Written exercise - Print the records below word for word, but leave out the pictures.

------ Data extract

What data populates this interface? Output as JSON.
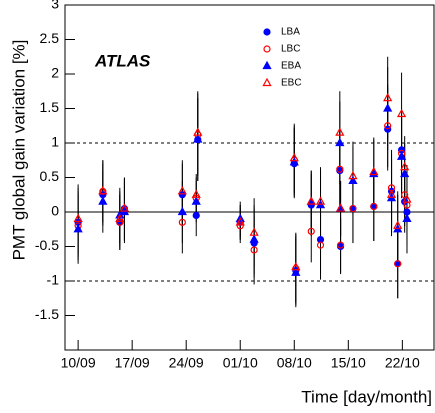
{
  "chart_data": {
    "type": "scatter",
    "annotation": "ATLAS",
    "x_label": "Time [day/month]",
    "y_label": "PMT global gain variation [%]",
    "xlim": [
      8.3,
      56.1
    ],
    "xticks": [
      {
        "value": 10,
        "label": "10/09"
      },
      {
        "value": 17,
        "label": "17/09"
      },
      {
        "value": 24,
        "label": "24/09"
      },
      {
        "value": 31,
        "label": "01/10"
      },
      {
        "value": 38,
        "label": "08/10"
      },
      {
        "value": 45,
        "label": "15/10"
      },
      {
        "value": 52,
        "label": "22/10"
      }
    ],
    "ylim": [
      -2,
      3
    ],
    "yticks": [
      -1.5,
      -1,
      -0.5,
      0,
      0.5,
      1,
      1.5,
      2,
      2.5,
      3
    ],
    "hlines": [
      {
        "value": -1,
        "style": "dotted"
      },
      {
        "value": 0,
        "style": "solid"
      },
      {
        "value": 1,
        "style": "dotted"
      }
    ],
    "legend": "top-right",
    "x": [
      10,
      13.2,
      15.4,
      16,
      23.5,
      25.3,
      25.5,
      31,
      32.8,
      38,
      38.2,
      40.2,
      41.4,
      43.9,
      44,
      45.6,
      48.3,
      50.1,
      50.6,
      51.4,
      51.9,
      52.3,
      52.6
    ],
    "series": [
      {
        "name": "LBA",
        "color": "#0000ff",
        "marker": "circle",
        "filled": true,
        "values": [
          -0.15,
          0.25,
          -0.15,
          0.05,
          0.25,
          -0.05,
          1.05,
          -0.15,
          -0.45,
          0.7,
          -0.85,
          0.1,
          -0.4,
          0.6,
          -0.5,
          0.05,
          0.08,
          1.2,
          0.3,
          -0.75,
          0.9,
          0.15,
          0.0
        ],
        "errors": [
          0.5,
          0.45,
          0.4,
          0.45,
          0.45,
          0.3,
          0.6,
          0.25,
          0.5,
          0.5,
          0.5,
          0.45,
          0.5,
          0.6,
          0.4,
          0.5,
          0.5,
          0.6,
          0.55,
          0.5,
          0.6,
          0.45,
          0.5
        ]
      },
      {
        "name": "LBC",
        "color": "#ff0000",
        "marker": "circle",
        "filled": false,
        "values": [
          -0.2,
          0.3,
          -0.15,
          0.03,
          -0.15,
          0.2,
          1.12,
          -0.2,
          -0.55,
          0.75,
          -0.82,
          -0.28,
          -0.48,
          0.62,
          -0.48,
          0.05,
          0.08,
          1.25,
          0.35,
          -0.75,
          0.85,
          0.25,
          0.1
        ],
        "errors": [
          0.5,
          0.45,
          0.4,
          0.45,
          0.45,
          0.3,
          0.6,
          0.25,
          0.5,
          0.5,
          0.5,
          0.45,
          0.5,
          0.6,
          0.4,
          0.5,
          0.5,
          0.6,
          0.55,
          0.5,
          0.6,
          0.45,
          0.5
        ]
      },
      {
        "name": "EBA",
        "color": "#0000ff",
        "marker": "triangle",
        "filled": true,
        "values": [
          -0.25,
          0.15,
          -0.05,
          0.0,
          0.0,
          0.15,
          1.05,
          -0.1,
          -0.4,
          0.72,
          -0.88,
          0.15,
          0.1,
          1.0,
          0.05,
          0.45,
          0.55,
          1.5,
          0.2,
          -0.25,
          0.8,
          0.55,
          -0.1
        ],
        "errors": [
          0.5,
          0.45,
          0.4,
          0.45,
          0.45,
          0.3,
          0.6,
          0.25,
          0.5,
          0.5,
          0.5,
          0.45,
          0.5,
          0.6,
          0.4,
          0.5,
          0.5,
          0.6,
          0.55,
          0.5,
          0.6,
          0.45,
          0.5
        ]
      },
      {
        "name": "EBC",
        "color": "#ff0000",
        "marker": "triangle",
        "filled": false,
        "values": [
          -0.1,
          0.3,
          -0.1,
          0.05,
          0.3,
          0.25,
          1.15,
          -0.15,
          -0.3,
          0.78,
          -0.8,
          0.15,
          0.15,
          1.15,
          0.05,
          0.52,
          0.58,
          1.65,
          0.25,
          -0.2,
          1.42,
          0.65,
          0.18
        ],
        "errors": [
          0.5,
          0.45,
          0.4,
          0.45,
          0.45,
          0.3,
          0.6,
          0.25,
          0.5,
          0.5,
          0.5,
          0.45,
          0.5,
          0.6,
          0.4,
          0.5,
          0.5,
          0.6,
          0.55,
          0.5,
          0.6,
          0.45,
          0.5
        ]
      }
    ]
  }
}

------------

Complete output -
What data populates this interface? Output as JSON.
{
  "chart_data": {
    "type": "scatter",
    "annotation": "ATLAS",
    "x_label": "Time [day/month]",
    "y_label": "PMT global gain variation [%]",
    "xlim": [
      8.3,
      56.1
    ],
    "xticks": [
      {
        "value": 10,
        "label": "10/09"
      },
      {
        "value": 17,
        "label": "17/09"
      },
      {
        "value": 24,
        "label": "24/09"
      },
      {
        "value": 31,
        "label": "01/10"
      },
      {
        "value": 38,
        "label": "08/10"
      },
      {
        "value": 45,
        "label": "15/10"
      },
      {
        "value": 52,
        "label": "22/10"
      }
    ],
    "ylim": [
      -2,
      3
    ],
    "yticks": [
      -1.5,
      -1,
      -0.5,
      0,
      0.5,
      1,
      1.5,
      2,
      2.5,
      3
    ],
    "hlines": [
      {
        "value": -1,
        "style": "dotted"
      },
      {
        "value": 0,
        "style": "solid"
      },
      {
        "value": 1,
        "style": "dotted"
      }
    ],
    "legend": "top-right",
    "x": [
      10,
      13.2,
      15.4,
      16,
      23.5,
      25.3,
      25.5,
      31,
      32.8,
      38,
      38.2,
      40.2,
      41.4,
      43.9,
      44,
      45.6,
      48.3,
      50.1,
      50.6,
      51.4,
      51.9,
      52.3,
      52.6
    ],
    "series": [
      {
        "name": "LBA",
        "color": "#0000ff",
        "marker": "circle",
        "filled": true,
        "values": [
          -0.15,
          0.25,
          -0.15,
          0.05,
          0.25,
          -0.05,
          1.05,
          -0.15,
          -0.45,
          0.7,
          -0.85,
          0.1,
          -0.4,
          0.6,
          -0.5,
          0.05,
          0.08,
          1.2,
          0.3,
          -0.75,
          0.9,
          0.15,
          0.0
        ],
        "errors": [
          0.5,
          0.45,
          0.4,
          0.45,
          0.45,
          0.3,
          0.6,
          0.25,
          0.5,
          0.5,
          0.5,
          0.45,
          0.5,
          0.6,
          0.4,
          0.5,
          0.5,
          0.6,
          0.55,
          0.5,
          0.6,
          0.45,
          0.5
        ]
      },
      {
        "name": "LBC",
        "color": "#ff0000",
        "marker": "circle",
        "filled": false,
        "values": [
          -0.2,
          0.3,
          -0.15,
          0.03,
          -0.15,
          0.2,
          1.12,
          -0.2,
          -0.55,
          0.75,
          -0.82,
          -0.28,
          -0.48,
          0.62,
          -0.48,
          0.05,
          0.08,
          1.25,
          0.35,
          -0.75,
          0.85,
          0.25,
          0.1
        ],
        "errors": [
          0.5,
          0.45,
          0.4,
          0.45,
          0.45,
          0.3,
          0.6,
          0.25,
          0.5,
          0.5,
          0.5,
          0.45,
          0.5,
          0.6,
          0.4,
          0.5,
          0.5,
          0.6,
          0.55,
          0.5,
          0.6,
          0.45,
          0.5
        ]
      },
      {
        "name": "EBA",
        "color": "#0000ff",
        "marker": "triangle",
        "filled": true,
        "values": [
          -0.25,
          0.15,
          -0.05,
          0.0,
          0.0,
          0.15,
          1.05,
          -0.1,
          -0.4,
          0.72,
          -0.88,
          0.15,
          0.1,
          1.0,
          0.05,
          0.45,
          0.55,
          1.5,
          0.2,
          -0.25,
          0.8,
          0.55,
          -0.1
        ],
        "errors": [
          0.5,
          0.45,
          0.4,
          0.45,
          0.45,
          0.3,
          0.6,
          0.25,
          0.5,
          0.5,
          0.5,
          0.45,
          0.5,
          0.6,
          0.4,
          0.5,
          0.5,
          0.6,
          0.55,
          0.5,
          0.6,
          0.45,
          0.5
        ]
      },
      {
        "name": "EBC",
        "color": "#ff0000",
        "marker": "triangle",
        "filled": false,
        "values": [
          -0.1,
          0.3,
          -0.1,
          0.05,
          0.3,
          0.25,
          1.15,
          -0.15,
          -0.3,
          0.78,
          -0.8,
          0.15,
          0.15,
          1.15,
          0.05,
          0.52,
          0.58,
          1.65,
          0.25,
          -0.2,
          1.42,
          0.65,
          0.18
        ],
        "errors": [
          0.5,
          0.45,
          0.4,
          0.45,
          0.45,
          0.3,
          0.6,
          0.25,
          0.5,
          0.5,
          0.5,
          0.45,
          0.5,
          0.6,
          0.4,
          0.5,
          0.5,
          0.6,
          0.55,
          0.5,
          0.6,
          0.45,
          0.5
        ]
      }
    ]
  }
}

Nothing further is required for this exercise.